§ **Description of the task**:
Restate all the material verbatim, except for the pictures.

§ **Material provided**:
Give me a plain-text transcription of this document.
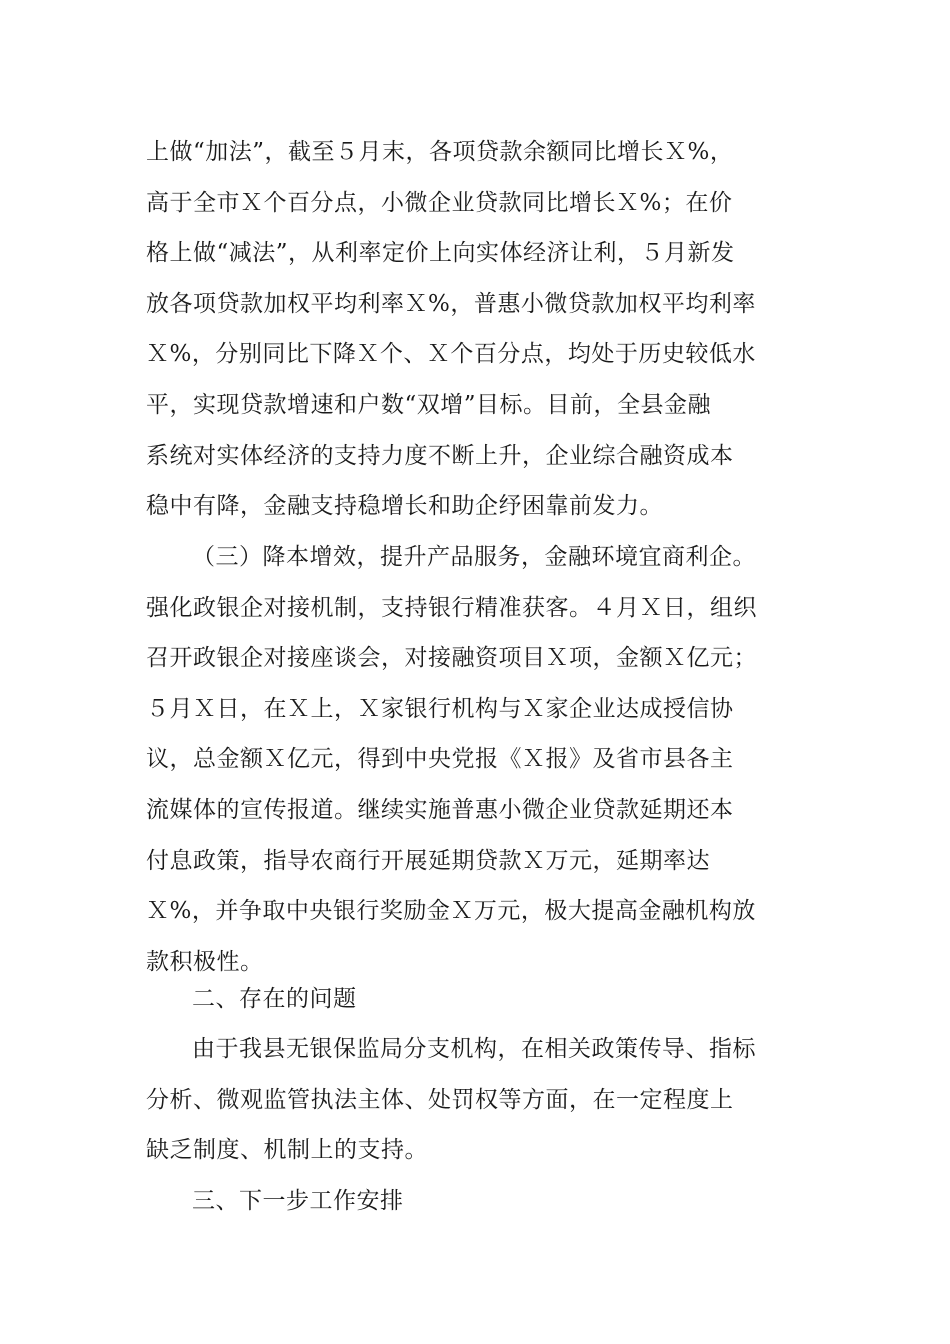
上做“加法”，截至５月末，各项贷款余额同比增长Ｘ%，
高于全市Ｘ个百分点，小微企业贷款同比增长Ｘ%；在价
格上做“减法”，从利率定价上向实体经济让利，５月新发
放各项贷款加权平均利率Ｘ%，普惠小微贷款加权平均利率
Ｘ%，分别同比下降Ｘ个、Ｘ个百分点，均处于历史较低水
平，实现贷款增速和户数“双增”目标。目前，全县金融
系统对实体经济的支持力度不断上升，企业综合融资成本
稳中有降，金融支持稳增长和助企纾困靠前发力。
（三）降本增效，提升产品服务，金融环境宜商利企。
强化政银企对接机制，支持银行精准获客。４月Ｘ日，组织
召开政银企对接座谈会，对接融资项目Ｘ项，金额Ｘ亿元；
５月Ｘ日，在Ｘ上，Ｘ家银行机构与Ｘ家企业达成授信协
议，总金额Ｘ亿元，得到中央党报《Ｘ报》及省市县各主
流媒体的宣传报道。继续实施普惠小微企业贷款延期还本
付息政策，指导农商行开展延期贷款Ｘ万元，延期率达
Ｘ%，并争取中央银行奖励金Ｘ万元，极大提高金融机构放
款积极性。
二、存在的问题
由于我县无银保监局分支机构，在相关政策传导、指标
分析、微观监管执法主体、处罚权等方面，在一定程度上
缺乏制度、机制上的支持。
三、下一步工作安排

§ **Written answer**:
Give me a plain-text transcription of this document.
上做“加法”，截至５月末，各项贷款余额同比增长Ｘ%，
高于全市Ｘ个百分点，小微企业贷款同比增长Ｘ%；在价
格上做“减法”，从利率定价上向实体经济让利，５月新发
放各项贷款加权平均利率Ｘ%，普惠小微贷款加权平均利率
Ｘ%，分别同比下降Ｘ个、Ｘ个百分点，均处于历史较低水
平，实现贷款增速和户数“双增”目标。目前，全县金融
系统对实体经济的支持力度不断上升，企业综合融资成本
稳中有降，金融支持稳增长和助企纾困靠前发力。
（三）降本增效，提升产品服务，金融环境宜商利企。
强化政银企对接机制，支持银行精准获客。４月Ｘ日，组织
召开政银企对接座谈会，对接融资项目Ｘ项，金额Ｘ亿元；
５月Ｘ日，在Ｘ上，Ｘ家银行机构与Ｘ家企业达成授信协
议，总金额Ｘ亿元，得到中央党报《Ｘ报》及省市县各主
流媒体的宣传报道。继续实施普惠小微企业贷款延期还本
付息政策，指导农商行开展延期贷款Ｘ万元，延期率达
Ｘ%，并争取中央银行奖励金Ｘ万元，极大提高金融机构放
款积极性。
二、存在的问题
由于我县无银保监局分支机构，在相关政策传导、指标
分析、微观监管执法主体、处罚权等方面，在一定程度上
缺乏制度、机制上的支持。
三、下一步工作安排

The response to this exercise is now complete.